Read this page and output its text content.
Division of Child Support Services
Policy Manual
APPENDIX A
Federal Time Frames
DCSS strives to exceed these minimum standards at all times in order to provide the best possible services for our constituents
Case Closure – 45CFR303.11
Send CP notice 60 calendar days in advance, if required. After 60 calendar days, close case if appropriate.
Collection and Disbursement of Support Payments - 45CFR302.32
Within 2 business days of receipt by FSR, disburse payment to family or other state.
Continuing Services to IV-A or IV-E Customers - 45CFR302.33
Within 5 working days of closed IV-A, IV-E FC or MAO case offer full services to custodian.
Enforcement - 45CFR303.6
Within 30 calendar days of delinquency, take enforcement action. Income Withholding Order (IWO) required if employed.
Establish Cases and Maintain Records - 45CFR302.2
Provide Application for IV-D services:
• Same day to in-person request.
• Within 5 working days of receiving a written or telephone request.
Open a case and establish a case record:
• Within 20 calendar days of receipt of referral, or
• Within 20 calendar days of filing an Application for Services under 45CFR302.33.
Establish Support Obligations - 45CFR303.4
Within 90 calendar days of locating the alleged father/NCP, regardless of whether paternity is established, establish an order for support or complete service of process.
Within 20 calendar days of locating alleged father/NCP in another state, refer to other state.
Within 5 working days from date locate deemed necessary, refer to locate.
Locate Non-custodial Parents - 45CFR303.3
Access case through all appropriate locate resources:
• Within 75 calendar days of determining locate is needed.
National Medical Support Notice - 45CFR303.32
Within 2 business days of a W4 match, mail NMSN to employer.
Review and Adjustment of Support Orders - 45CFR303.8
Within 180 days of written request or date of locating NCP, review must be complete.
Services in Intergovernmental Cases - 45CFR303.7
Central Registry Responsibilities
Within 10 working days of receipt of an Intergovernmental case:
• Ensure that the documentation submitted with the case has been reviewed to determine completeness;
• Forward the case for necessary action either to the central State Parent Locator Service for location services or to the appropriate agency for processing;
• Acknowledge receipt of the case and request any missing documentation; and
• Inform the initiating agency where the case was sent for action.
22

### Task requirements
Which lines contain the word "date"? Copy each of them.

### Result
Within 5 working days from date locate deemed necessary, refer to locate.
Within 180 days of written request or date of locating NCP, review must be complete.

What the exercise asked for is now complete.